→ **Given exercise**: Copy out every record below, word for word.

[START Materials provided]

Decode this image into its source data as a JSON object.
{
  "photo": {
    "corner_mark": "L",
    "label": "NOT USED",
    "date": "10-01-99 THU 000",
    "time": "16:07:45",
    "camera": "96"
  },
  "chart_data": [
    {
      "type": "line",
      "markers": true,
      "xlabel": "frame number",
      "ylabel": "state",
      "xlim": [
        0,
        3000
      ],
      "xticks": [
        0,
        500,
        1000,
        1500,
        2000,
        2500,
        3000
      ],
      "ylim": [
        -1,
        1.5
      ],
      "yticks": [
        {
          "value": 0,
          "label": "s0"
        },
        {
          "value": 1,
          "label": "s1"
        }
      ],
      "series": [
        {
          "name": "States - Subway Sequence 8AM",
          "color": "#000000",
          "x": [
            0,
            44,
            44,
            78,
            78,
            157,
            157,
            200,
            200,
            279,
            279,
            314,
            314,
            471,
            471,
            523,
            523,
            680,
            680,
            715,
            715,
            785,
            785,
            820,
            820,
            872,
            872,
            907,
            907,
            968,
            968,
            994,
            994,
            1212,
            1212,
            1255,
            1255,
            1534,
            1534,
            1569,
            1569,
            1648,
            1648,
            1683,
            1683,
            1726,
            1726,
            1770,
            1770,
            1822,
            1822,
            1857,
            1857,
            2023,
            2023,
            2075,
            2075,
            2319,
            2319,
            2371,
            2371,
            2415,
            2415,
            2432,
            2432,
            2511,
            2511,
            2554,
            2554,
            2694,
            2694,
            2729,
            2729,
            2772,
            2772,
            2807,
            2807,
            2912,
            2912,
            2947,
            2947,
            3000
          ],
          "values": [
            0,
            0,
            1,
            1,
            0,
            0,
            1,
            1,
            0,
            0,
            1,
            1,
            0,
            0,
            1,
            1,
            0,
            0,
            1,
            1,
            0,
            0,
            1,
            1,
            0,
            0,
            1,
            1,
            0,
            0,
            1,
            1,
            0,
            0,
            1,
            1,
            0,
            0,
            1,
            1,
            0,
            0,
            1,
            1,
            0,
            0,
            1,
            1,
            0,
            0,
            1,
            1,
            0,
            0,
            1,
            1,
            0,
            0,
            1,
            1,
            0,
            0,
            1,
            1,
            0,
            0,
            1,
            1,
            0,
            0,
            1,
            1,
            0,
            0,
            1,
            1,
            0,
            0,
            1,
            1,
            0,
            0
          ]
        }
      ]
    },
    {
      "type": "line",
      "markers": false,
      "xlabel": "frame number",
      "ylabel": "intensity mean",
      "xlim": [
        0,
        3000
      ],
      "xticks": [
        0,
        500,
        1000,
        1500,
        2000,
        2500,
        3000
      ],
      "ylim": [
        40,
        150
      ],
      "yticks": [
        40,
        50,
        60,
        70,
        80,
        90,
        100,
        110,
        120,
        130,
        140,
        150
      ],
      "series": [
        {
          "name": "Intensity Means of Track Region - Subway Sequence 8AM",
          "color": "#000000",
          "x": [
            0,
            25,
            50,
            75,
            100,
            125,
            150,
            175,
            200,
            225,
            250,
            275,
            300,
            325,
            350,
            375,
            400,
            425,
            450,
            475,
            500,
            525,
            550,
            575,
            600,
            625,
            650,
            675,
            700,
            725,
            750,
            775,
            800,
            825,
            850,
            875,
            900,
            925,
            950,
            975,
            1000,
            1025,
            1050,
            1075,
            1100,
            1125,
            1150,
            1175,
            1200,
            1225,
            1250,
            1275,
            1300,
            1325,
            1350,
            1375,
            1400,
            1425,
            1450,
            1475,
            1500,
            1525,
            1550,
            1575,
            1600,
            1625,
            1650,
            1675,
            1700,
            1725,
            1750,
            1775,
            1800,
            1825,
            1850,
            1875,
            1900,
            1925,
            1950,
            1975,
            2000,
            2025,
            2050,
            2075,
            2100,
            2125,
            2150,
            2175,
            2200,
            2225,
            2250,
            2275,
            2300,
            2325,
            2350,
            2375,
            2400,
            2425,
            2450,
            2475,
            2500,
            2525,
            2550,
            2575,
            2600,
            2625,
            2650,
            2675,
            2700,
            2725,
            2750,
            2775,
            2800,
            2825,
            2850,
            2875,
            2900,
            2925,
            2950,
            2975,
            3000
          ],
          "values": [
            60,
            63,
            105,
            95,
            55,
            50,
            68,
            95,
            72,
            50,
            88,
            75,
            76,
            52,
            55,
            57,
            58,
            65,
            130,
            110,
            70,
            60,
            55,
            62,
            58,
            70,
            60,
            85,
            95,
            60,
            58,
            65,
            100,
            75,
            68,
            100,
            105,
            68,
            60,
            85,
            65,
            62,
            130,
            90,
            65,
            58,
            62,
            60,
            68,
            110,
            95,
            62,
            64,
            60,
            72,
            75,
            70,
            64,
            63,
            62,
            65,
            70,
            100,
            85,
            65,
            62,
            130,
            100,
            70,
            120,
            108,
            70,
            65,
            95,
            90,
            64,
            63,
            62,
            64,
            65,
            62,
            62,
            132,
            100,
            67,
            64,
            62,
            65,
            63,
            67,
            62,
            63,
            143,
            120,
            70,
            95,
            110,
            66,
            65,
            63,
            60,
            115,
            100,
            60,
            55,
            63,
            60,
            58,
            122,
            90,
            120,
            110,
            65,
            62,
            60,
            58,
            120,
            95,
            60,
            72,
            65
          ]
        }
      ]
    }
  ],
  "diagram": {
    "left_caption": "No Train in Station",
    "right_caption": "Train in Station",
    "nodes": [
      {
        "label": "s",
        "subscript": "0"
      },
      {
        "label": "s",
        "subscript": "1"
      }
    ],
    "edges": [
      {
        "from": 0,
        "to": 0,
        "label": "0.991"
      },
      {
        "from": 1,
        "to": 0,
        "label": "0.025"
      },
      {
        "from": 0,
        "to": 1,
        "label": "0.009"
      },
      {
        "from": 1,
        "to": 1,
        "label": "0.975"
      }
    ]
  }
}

[END Materials provided]

→ **Result of this task**:
Decode this image into its source data as a JSON object.
{
  "photo": {
    "corner_mark": "L",
    "label": "NOT USED",
    "date": "10-01-99 THU 000",
    "time": "16:07:45",
    "camera": "96"
  },
  "chart_data": [
    {
      "type": "line",
      "markers": true,
      "xlabel": "frame number",
      "ylabel": "state",
      "xlim": [
        0,
        3000
      ],
      "xticks": [
        0,
        500,
        1000,
        1500,
        2000,
        2500,
        3000
      ],
      "ylim": [
        -1,
        1.5
      ],
      "yticks": [
        {
          "value": 0,
          "label": "s0"
        },
        {
          "value": 1,
          "label": "s1"
        }
      ],
      "series": [
        {
          "name": "States - Subway Sequence 8AM",
          "color": "#000000",
          "x": [
            0,
            44,
            44,
            78,
            78,
            157,
            157,
            200,
            200,
            279,
            279,
            314,
            314,
            471,
            471,
            523,
            523,
            680,
            680,
            715,
            715,
            785,
            785,
            820,
            820,
            872,
            872,
            907,
            907,
            968,
            968,
            994,
            994,
            1212,
            1212,
            1255,
            1255,
            1534,
            1534,
            1569,
            1569,
            1648,
            1648,
            1683,
            1683,
            1726,
            1726,
            1770,
            1770,
            1822,
            1822,
            1857,
            1857,
            2023,
            2023,
            2075,
            2075,
            2319,
            2319,
            2371,
            2371,
            2415,
            2415,
            2432,
            2432,
            2511,
            2511,
            2554,
            2554,
            2694,
            2694,
            2729,
            2729,
            2772,
            2772,
            2807,
            2807,
            2912,
            2912,
            2947,
            2947,
            3000
          ],
          "values": [
            0,
            0,
            1,
            1,
            0,
            0,
            1,
            1,
            0,
            0,
            1,
            1,
            0,
            0,
            1,
            1,
            0,
            0,
            1,
            1,
            0,
            0,
            1,
            1,
            0,
            0,
            1,
            1,
            0,
            0,
            1,
            1,
            0,
            0,
            1,
            1,
            0,
            0,
            1,
            1,
            0,
            0,
            1,
            1,
            0,
            0,
            1,
            1,
            0,
            0,
            1,
            1,
            0,
            0,
            1,
            1,
            0,
            0,
            1,
            1,
            0,
            0,
            1,
            1,
            0,
            0,
            1,
            1,
            0,
            0,
            1,
            1,
            0,
            0,
            1,
            1,
            0,
            0,
            1,
            1,
            0,
            0
          ]
        }
      ]
    },
    {
      "type": "line",
      "markers": false,
      "xlabel": "frame number",
      "ylabel": "intensity mean",
      "xlim": [
        0,
        3000
      ],
      "xticks": [
        0,
        500,
        1000,
        1500,
        2000,
        2500,
        3000
      ],
      "ylim": [
        40,
        150
      ],
      "yticks": [
        40,
        50,
        60,
        70,
        80,
        90,
        100,
        110,
        120,
        130,
        140,
        150
      ],
      "series": [
        {
          "name": "Intensity Means of Track Region - Subway Sequence 8AM",
          "color": "#000000",
          "x": [
            0,
            25,
            50,
            75,
            100,
            125,
            150,
            175,
            200,
            225,
            250,
            275,
            300,
            325,
            350,
            375,
            400,
            425,
            450,
            475,
            500,
            525,
            550,
            575,
            600,
            625,
            650,
            675,
            700,
            725,
            750,
            775,
            800,
            825,
            850,
            875,
            900,
            925,
            950,
            975,
            1000,
            1025,
            1050,
            1075,
            1100,
            1125,
            1150,
            1175,
            1200,
            1225,
            1250,
            1275,
            1300,
            1325,
            1350,
            1375,
            1400,
            1425,
            1450,
            1475,
            1500,
            1525,
            1550,
            1575,
            1600,
            1625,
            1650,
            1675,
            1700,
            1725,
            1750,
            1775,
            1800,
            1825,
            1850,
            1875,
            1900,
            1925,
            1950,
            1975,
            2000,
            2025,
            2050,
            2075,
            2100,
            2125,
            2150,
            2175,
            2200,
            2225,
            2250,
            2275,
            2300,
            2325,
            2350,
            2375,
            2400,
            2425,
            2450,
            2475,
            2500,
            2525,
            2550,
            2575,
            2600,
            2625,
            2650,
            2675,
            2700,
            2725,
            2750,
            2775,
            2800,
            2825,
            2850,
            2875,
            2900,
            2925,
            2950,
            2975,
            3000
          ],
          "values": [
            60,
            63,
            105,
            95,
            55,
            50,
            68,
            95,
            72,
            50,
            88,
            75,
            76,
            52,
            55,
            57,
            58,
            65,
            130,
            110,
            70,
            60,
            55,
            62,
            58,
            70,
            60,
            85,
            95,
            60,
            58,
            65,
            100,
            75,
            68,
            100,
            105,
            68,
            60,
            85,
            65,
            62,
            130,
            90,
            65,
            58,
            62,
            60,
            68,
            110,
            95,
            62,
            64,
            60,
            72,
            75,
            70,
            64,
            63,
            62,
            65,
            70,
            100,
            85,
            65,
            62,
            130,
            100,
            70,
            120,
            108,
            70,
            65,
            95,
            90,
            64,
            63,
            62,
            64,
            65,
            62,
            62,
            132,
            100,
            67,
            64,
            62,
            65,
            63,
            67,
            62,
            63,
            143,
            120,
            70,
            95,
            110,
            66,
            65,
            63,
            60,
            115,
            100,
            60,
            55,
            63,
            60,
            58,
            122,
            90,
            120,
            110,
            65,
            62,
            60,
            58,
            120,
            95,
            60,
            72,
            65
          ]
        }
      ]
    }
  ],
  "diagram": {
    "left_caption": "No Train in Station",
    "right_caption": "Train in Station",
    "nodes": [
      {
        "label": "s",
        "subscript": "0"
      },
      {
        "label": "s",
        "subscript": "1"
      }
    ],
    "edges": [
      {
        "from": 0,
        "to": 0,
        "label": "0.991"
      },
      {
        "from": 1,
        "to": 0,
        "label": "0.025"
      },
      {
        "from": 0,
        "to": 1,
        "label": "0.009"
      },
      {
        "from": 1,
        "to": 1,
        "label": "0.975"
      }
    ]
  }
}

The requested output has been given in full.